◆ INFORMATION SHOWN
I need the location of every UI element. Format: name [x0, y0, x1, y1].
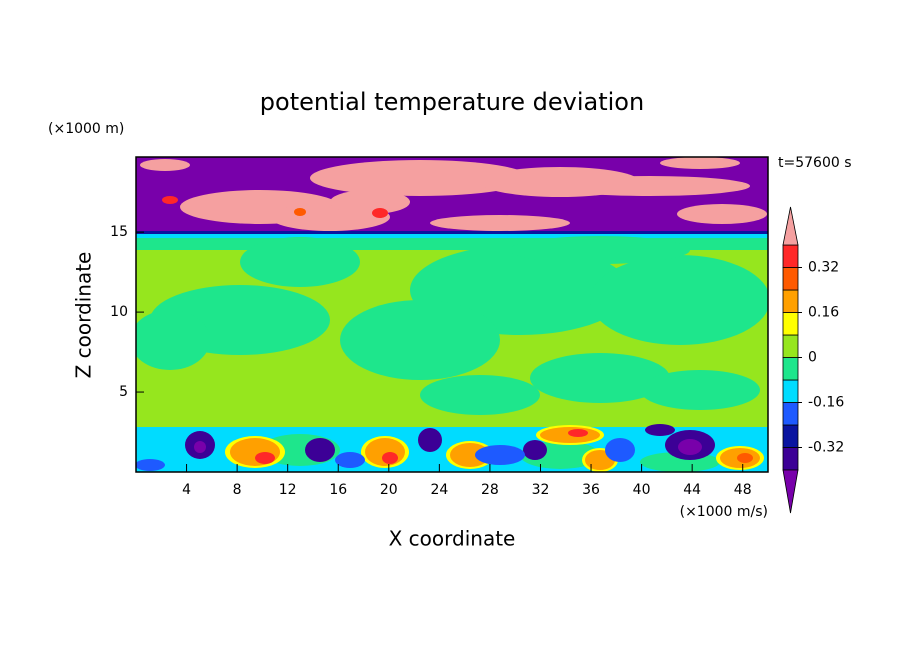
contour-region	[430, 215, 570, 231]
contour-region	[335, 452, 365, 468]
x-tick-label: 12	[279, 482, 297, 498]
x-tick-label: 36	[582, 482, 600, 498]
colorbar-box	[782, 334, 799, 358]
y-axis-label: Z coordinate	[72, 252, 96, 379]
contour-region	[162, 196, 178, 204]
colorbar-box	[782, 312, 799, 336]
x-tick-label: 4	[182, 482, 191, 498]
contour-region	[136, 459, 165, 471]
contour-region	[523, 440, 547, 460]
plot-frame	[135, 156, 769, 473]
x-tick-label: 32	[532, 482, 550, 498]
x-axis-label: X coordinate	[389, 527, 516, 551]
colorbar-tick-label: 0	[808, 350, 817, 366]
contour-region	[590, 255, 768, 345]
contour-region	[660, 157, 740, 169]
contour-region	[305, 438, 335, 462]
y-unit: (×1000 m)	[48, 121, 124, 137]
contour-region	[136, 310, 210, 370]
chart-title: potential temperature deviation	[260, 88, 644, 116]
colorbar-box	[782, 447, 799, 471]
colorbar-box	[782, 244, 799, 268]
contour-region	[420, 375, 540, 415]
colorbar-tick-label: 0.32	[808, 260, 839, 276]
contour-region	[140, 159, 190, 171]
x-tick-label: 44	[683, 482, 701, 498]
contour-region	[645, 424, 675, 436]
colorbar-box	[782, 379, 799, 403]
colorbar-box	[782, 289, 799, 313]
contour-region	[310, 160, 530, 196]
colorbar-box	[782, 357, 799, 381]
x-unit: (×1000 m/s)	[680, 504, 768, 520]
colorbar-tick-label: -0.16	[808, 395, 844, 411]
x-tick-label: 24	[430, 482, 448, 498]
x-tick-label: 40	[633, 482, 651, 498]
y-tick-label: 15	[110, 224, 128, 240]
x-tick-label: 16	[329, 482, 347, 498]
colorbar-box	[782, 402, 799, 426]
contour-field	[136, 157, 768, 472]
contour-region	[330, 190, 410, 214]
colorbar-tick-label: -0.32	[808, 440, 844, 456]
contour-region	[678, 439, 702, 455]
x-tick-label: 48	[734, 482, 752, 498]
contour-region	[382, 452, 398, 464]
contour-region	[737, 453, 753, 463]
contour-region	[530, 353, 670, 403]
colorbar-box	[782, 267, 799, 291]
x-tick-label: 8	[233, 482, 242, 498]
contour-region	[550, 176, 750, 196]
y-tick-label: 10	[110, 304, 128, 320]
contour-region	[136, 231, 768, 234]
x-tick-label: 28	[481, 482, 499, 498]
contour-region	[194, 441, 206, 453]
y-tick-label: 5	[119, 384, 128, 400]
contour-region	[294, 208, 306, 216]
time-annotation: t=57600 s	[778, 155, 852, 171]
contour-region	[605, 438, 635, 462]
colorbar-box	[782, 424, 799, 448]
colorbar-over	[782, 206, 799, 246]
x-tick-label: 20	[380, 482, 398, 498]
colorbar-tick-label: 0.16	[808, 305, 839, 321]
contour-region	[136, 234, 768, 238]
contour-region	[340, 300, 500, 380]
colorbar-under	[782, 469, 799, 514]
contour-region	[475, 445, 525, 465]
contour-region	[372, 208, 388, 218]
contour-region	[640, 370, 760, 410]
contour-region	[568, 429, 588, 437]
contour-region	[677, 204, 767, 224]
contour-region	[255, 452, 275, 464]
contour-region	[418, 428, 442, 452]
contour-region	[240, 237, 360, 287]
contour-region	[510, 236, 690, 264]
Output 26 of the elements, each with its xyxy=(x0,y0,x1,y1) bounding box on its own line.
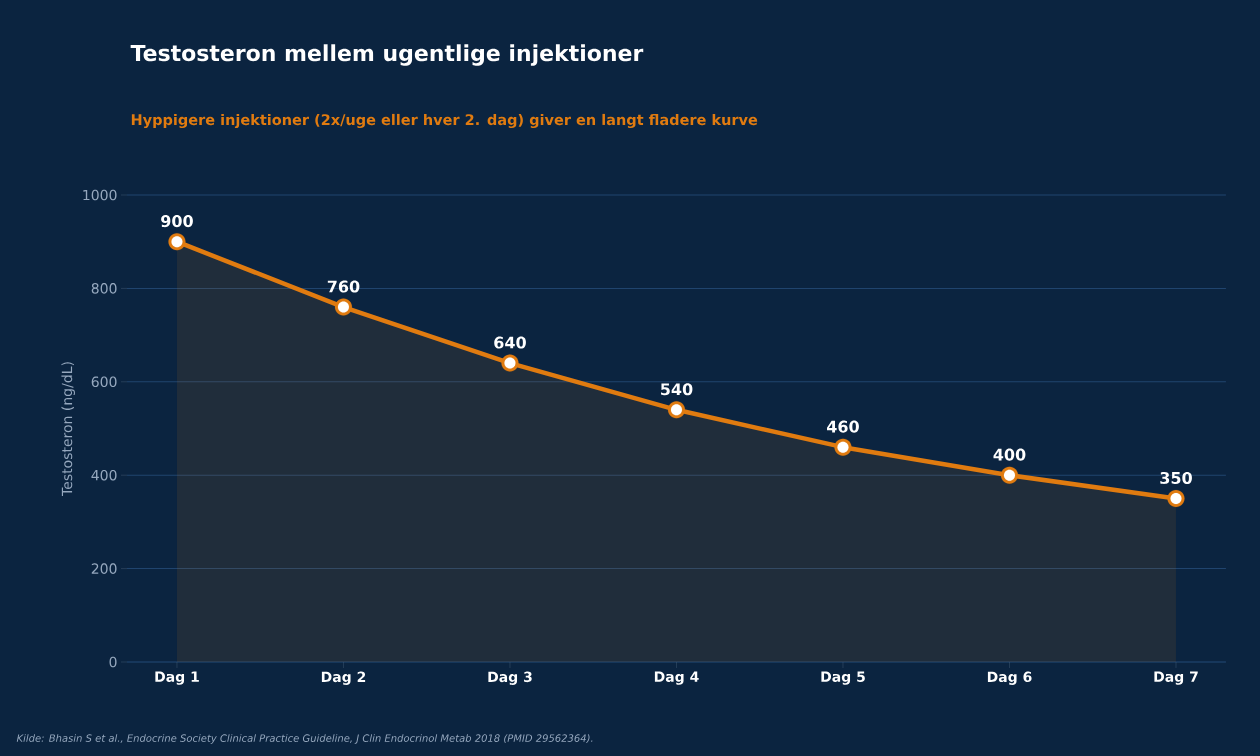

◆ TASK REQUIREMENTS
From the records above, copy each line verbatim, beginning at the line that has "215, 570, 231]" and stopping after the line that has "267, 799, 291]".

◆ EXERCISE ANSWER
contour-region	[430, 215, 570, 231]
contour-region	[335, 452, 365, 468]
x-tick-label: 12	[279, 482, 297, 498]
x-tick-label: 36	[582, 482, 600, 498]
colorbar-box	[782, 334, 799, 358]
y-axis-label: Z coordinate	[72, 252, 96, 379]
contour-region	[162, 196, 178, 204]
colorbar-box	[782, 312, 799, 336]
x-tick-label: 4	[182, 482, 191, 498]
contour-region	[136, 459, 165, 471]
contour-region	[523, 440, 547, 460]
plot-frame	[135, 156, 769, 473]
x-tick-label: 32	[532, 482, 550, 498]
x-axis-label: X coordinate	[389, 527, 516, 551]
colorbar-tick-label: 0	[808, 350, 817, 366]
contour-region	[590, 255, 768, 345]
contour-region	[660, 157, 740, 169]
contour-region	[305, 438, 335, 462]
y-unit: (×1000 m)	[48, 121, 124, 137]
contour-region	[136, 310, 210, 370]
chart-title: potential temperature deviation	[260, 88, 644, 116]
colorbar-box	[782, 447, 799, 471]
colorbar-box	[782, 244, 799, 268]
contour-region	[420, 375, 540, 415]
colorbar-tick-label: 0.32	[808, 260, 839, 276]
contour-region	[140, 159, 190, 171]
x-tick-label: 44	[683, 482, 701, 498]
contour-region	[645, 424, 675, 436]
colorbar-box	[782, 379, 799, 403]
colorbar-box	[782, 289, 799, 313]
contour-region	[310, 160, 530, 196]
colorbar-box	[782, 357, 799, 381]
x-unit: (×1000 m/s)	[680, 504, 768, 520]
colorbar-tick-label: -0.16	[808, 395, 844, 411]
x-tick-label: 24	[430, 482, 448, 498]
x-tick-label: 40	[633, 482, 651, 498]
y-tick-label: 15	[110, 224, 128, 240]
x-tick-label: 16	[329, 482, 347, 498]
colorbar-box	[782, 402, 799, 426]
contour-field	[136, 157, 768, 472]
contour-region	[330, 190, 410, 214]
colorbar-tick-label: -0.32	[808, 440, 844, 456]
contour-region	[678, 439, 702, 455]
x-tick-label: 48	[734, 482, 752, 498]
contour-region	[382, 452, 398, 464]
contour-region	[737, 453, 753, 463]
contour-region	[530, 353, 670, 403]
colorbar-box	[782, 267, 799, 291]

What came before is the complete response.